Start

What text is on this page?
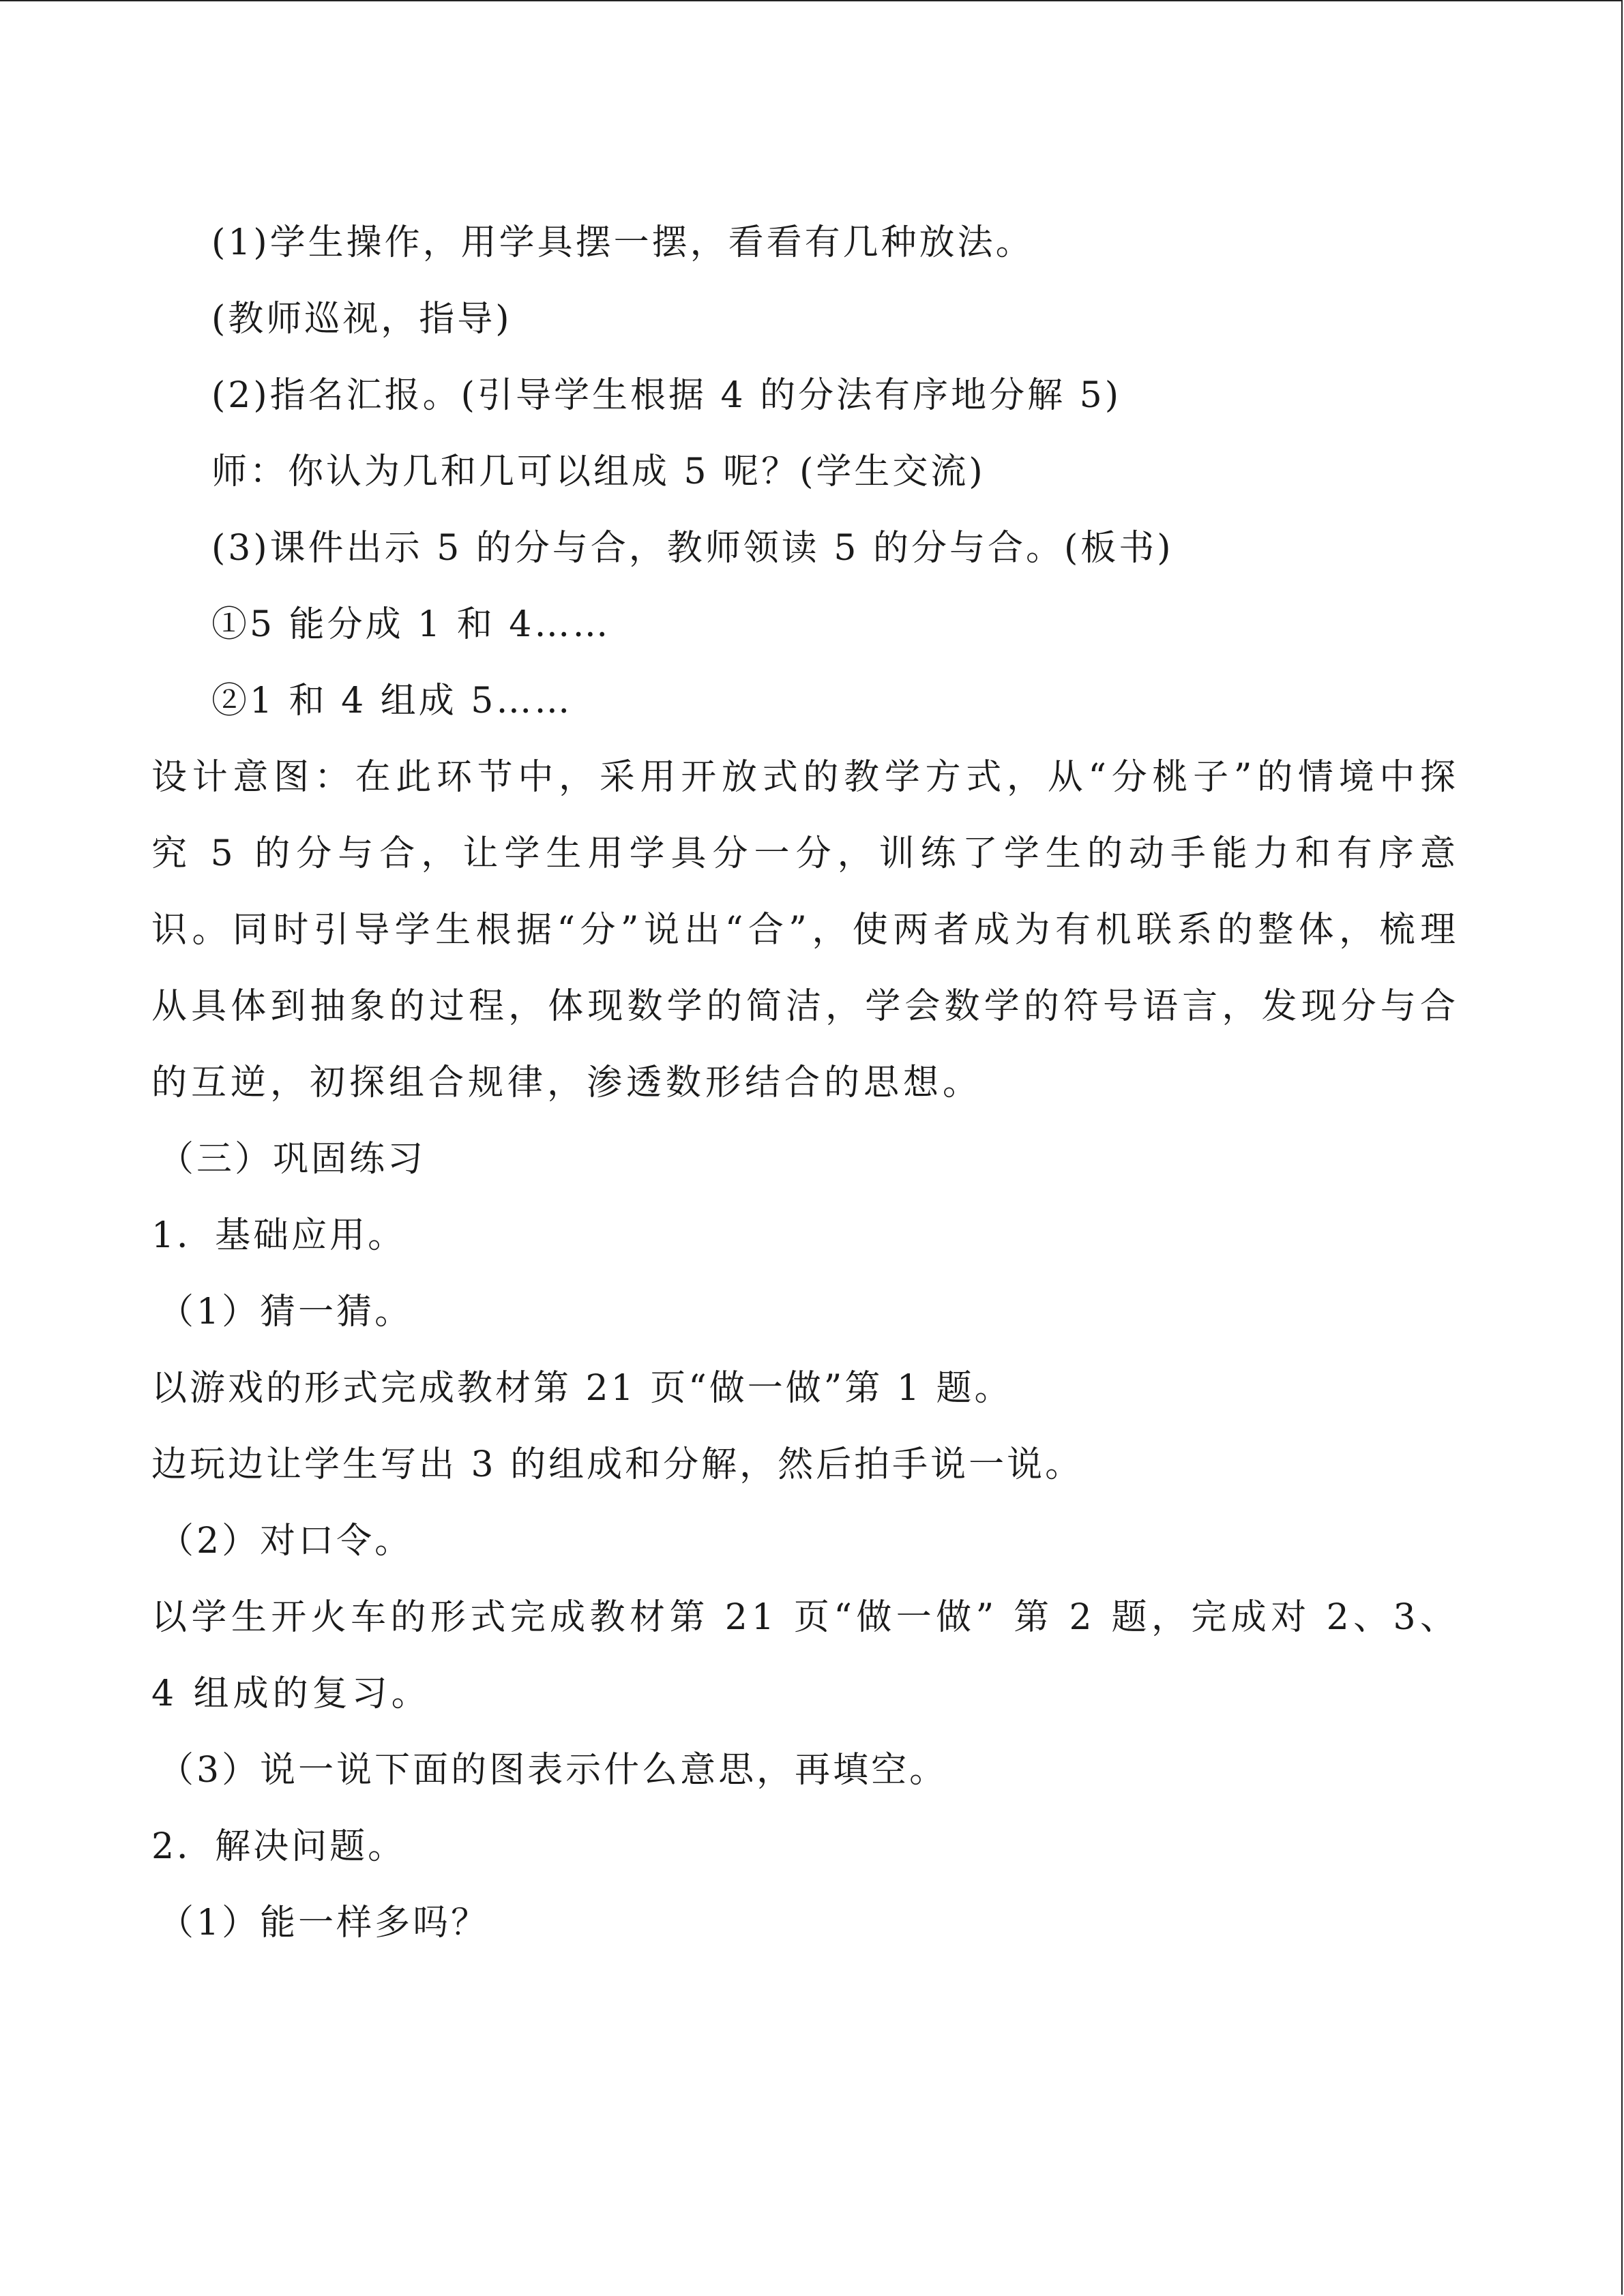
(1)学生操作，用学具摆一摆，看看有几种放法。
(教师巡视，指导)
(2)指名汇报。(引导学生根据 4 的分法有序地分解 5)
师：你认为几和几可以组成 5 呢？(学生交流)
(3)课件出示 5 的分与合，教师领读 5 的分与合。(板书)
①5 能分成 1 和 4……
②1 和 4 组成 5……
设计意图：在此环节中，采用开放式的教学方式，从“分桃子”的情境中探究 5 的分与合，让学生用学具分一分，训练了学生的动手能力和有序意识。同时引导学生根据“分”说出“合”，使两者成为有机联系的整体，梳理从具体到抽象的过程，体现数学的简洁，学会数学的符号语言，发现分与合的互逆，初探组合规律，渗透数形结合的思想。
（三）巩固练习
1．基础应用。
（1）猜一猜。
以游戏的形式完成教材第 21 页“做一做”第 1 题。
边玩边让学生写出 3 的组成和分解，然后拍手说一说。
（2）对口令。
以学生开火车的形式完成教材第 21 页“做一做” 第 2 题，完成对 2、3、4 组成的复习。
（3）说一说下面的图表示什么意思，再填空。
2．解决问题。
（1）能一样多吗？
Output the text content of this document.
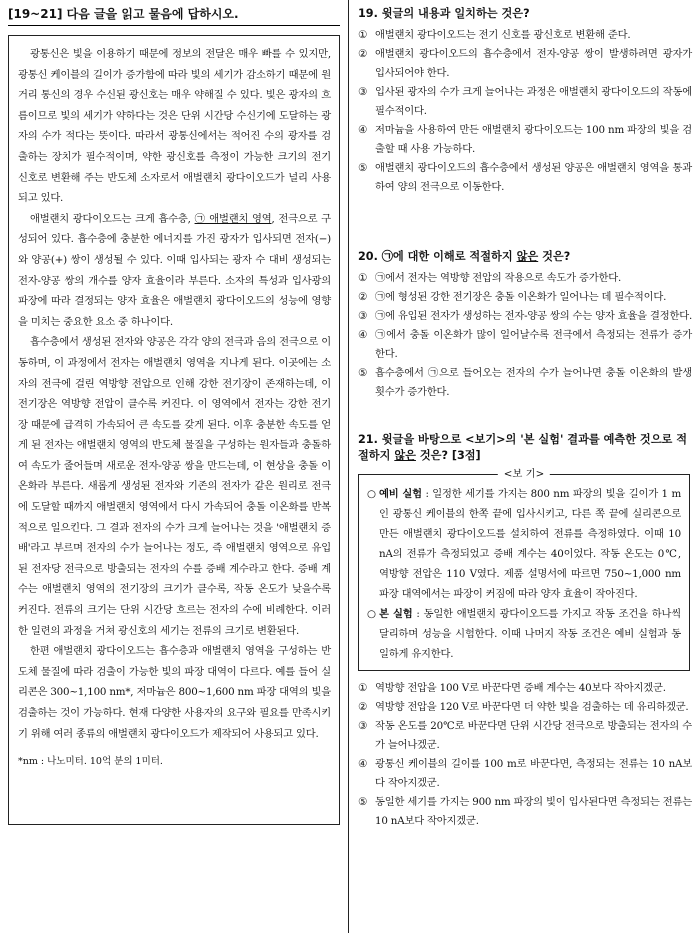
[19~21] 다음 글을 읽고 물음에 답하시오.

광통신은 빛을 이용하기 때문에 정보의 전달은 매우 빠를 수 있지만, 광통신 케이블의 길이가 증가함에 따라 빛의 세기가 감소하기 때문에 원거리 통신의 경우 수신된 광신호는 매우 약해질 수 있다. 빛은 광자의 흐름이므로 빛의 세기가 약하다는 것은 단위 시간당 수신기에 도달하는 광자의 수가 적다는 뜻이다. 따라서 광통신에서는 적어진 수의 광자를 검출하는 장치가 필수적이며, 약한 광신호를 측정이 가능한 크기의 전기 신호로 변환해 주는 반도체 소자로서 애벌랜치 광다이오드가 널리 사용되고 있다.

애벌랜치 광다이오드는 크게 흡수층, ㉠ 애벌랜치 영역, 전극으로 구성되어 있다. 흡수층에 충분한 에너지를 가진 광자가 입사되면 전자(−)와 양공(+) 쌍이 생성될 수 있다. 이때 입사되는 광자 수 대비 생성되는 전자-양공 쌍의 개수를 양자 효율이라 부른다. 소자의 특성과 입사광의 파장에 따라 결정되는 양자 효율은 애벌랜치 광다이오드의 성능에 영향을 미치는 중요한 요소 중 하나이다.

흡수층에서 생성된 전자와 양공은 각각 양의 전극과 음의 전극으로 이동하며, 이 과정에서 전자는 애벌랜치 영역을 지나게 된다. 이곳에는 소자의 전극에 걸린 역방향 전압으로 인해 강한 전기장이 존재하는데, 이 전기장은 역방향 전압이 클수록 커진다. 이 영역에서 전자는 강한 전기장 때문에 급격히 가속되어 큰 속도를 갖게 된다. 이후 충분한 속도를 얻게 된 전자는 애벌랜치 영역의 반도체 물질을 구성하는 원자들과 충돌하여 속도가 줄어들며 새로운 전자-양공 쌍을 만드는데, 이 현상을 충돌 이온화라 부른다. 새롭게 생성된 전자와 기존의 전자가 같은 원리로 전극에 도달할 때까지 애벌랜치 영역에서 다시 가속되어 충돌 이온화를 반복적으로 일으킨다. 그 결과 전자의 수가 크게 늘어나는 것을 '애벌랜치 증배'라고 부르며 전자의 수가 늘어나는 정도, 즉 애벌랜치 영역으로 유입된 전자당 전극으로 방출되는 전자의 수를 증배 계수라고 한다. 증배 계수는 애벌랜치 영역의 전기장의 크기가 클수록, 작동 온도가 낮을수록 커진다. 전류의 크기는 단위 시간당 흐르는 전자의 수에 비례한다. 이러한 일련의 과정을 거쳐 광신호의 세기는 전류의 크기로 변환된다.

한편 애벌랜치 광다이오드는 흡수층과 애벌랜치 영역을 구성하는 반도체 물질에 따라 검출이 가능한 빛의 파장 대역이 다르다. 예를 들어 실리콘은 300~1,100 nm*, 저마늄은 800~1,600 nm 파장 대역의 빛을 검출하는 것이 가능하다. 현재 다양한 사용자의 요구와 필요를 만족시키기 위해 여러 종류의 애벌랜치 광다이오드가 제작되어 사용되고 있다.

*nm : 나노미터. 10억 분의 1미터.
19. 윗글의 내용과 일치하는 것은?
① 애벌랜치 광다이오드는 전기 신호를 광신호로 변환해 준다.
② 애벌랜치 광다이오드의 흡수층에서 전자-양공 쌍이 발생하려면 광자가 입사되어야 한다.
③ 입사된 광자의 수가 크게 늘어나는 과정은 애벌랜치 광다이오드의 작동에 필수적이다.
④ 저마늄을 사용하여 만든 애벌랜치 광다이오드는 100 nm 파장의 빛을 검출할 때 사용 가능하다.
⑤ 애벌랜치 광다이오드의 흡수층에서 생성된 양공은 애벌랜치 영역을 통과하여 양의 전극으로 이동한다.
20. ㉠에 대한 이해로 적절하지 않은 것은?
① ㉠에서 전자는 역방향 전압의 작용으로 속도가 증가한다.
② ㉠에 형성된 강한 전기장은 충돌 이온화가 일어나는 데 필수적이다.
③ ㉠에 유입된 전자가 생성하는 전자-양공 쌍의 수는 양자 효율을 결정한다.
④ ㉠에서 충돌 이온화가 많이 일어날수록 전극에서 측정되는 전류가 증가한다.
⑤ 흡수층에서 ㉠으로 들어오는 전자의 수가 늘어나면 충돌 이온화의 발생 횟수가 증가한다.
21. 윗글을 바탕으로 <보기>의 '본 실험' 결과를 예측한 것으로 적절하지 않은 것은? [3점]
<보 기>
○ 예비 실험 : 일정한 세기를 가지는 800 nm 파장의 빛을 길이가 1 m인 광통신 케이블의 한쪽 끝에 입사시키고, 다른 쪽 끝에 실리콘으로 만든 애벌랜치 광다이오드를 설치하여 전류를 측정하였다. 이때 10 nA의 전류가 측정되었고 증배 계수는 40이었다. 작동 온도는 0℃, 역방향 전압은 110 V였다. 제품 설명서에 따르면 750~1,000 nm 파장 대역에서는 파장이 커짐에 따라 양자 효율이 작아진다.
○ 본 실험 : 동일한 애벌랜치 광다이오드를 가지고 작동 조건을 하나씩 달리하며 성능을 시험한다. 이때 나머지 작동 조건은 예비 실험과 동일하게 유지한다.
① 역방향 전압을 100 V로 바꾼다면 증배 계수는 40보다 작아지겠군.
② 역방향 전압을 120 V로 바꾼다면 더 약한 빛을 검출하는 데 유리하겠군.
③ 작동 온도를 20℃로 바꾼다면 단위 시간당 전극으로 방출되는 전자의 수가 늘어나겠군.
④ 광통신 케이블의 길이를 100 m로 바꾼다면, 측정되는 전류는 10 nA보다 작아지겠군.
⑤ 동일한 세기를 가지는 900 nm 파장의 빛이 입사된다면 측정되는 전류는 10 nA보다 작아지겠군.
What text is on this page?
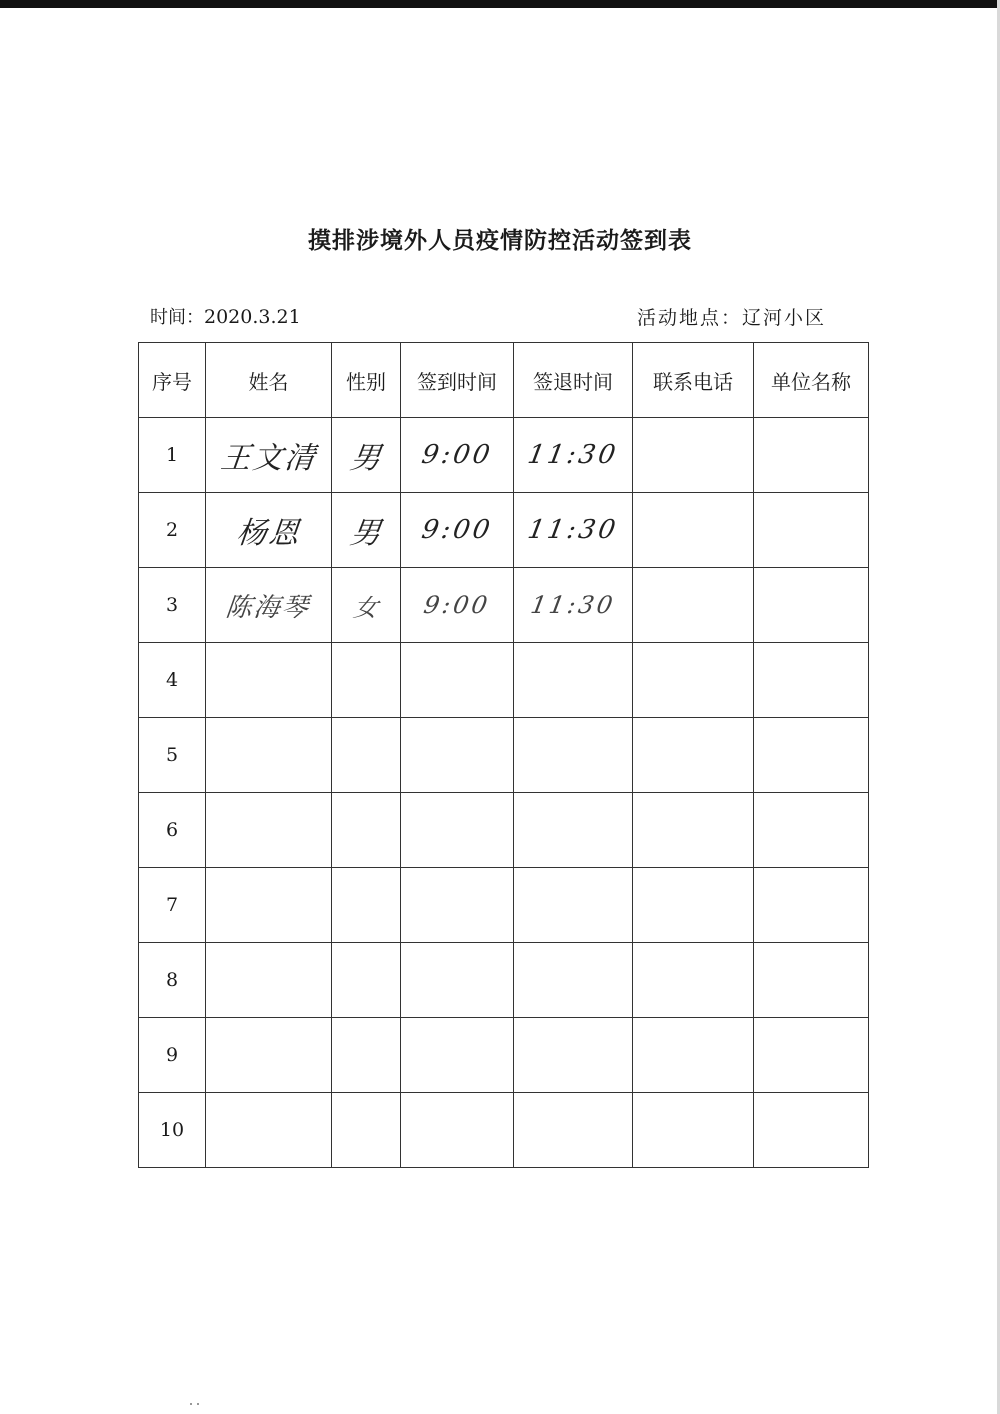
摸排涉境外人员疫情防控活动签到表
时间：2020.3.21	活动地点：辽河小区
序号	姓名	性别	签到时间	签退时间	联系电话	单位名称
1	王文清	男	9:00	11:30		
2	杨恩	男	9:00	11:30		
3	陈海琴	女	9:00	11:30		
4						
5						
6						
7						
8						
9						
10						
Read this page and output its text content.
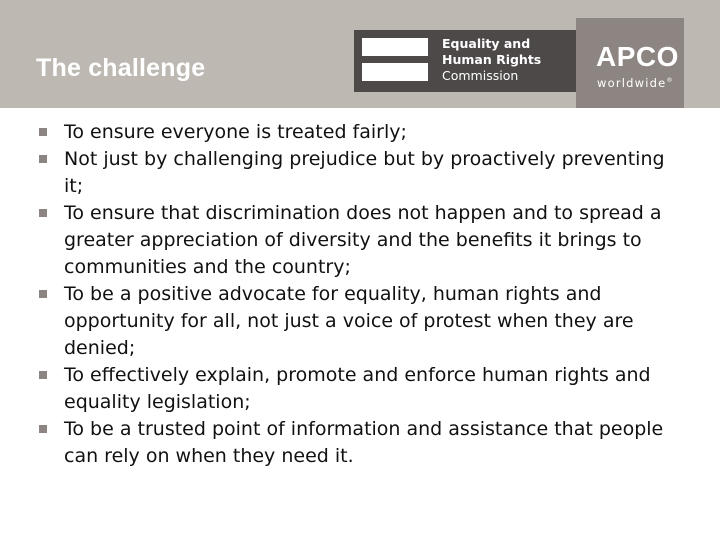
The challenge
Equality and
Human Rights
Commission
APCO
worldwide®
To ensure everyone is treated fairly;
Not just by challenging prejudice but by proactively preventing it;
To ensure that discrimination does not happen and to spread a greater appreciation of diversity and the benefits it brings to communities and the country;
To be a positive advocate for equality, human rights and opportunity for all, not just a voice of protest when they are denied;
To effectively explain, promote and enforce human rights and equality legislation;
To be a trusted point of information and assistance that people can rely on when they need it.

End

* **Requirements**:
Pick out all lines containing the string "광다이오드를".

* **Answer to the exercise**:
○ 예비 실험 : 일정한 세기를 가지는 800 nm 파장의 빛을 길이가 1 m인 광통신 케이블의 한쪽 끝에 입사시키고, 다른 쪽 끝에 실리콘으로 만든 애벌랜치 광다이오드를 설치하여 전류를 측정하였다. 이때 10 nA의 전류가 측정되었고 증배 계수는 40이었다. 작동 온도는 0℃, 역방향 전압은 110 V였다. 제품 설명서에 따르면 750~1,000 nm 파장 대역에서는 파장이 커짐에 따라 양자 효율이 작아진다.
○ 본 실험 : 동일한 애벌랜치 광다이오드를 가지고 작동 조건을 하나씩 달리하며 성능을 시험한다. 이때 나머지 작동 조건은 예비 실험과 동일하게 유지한다.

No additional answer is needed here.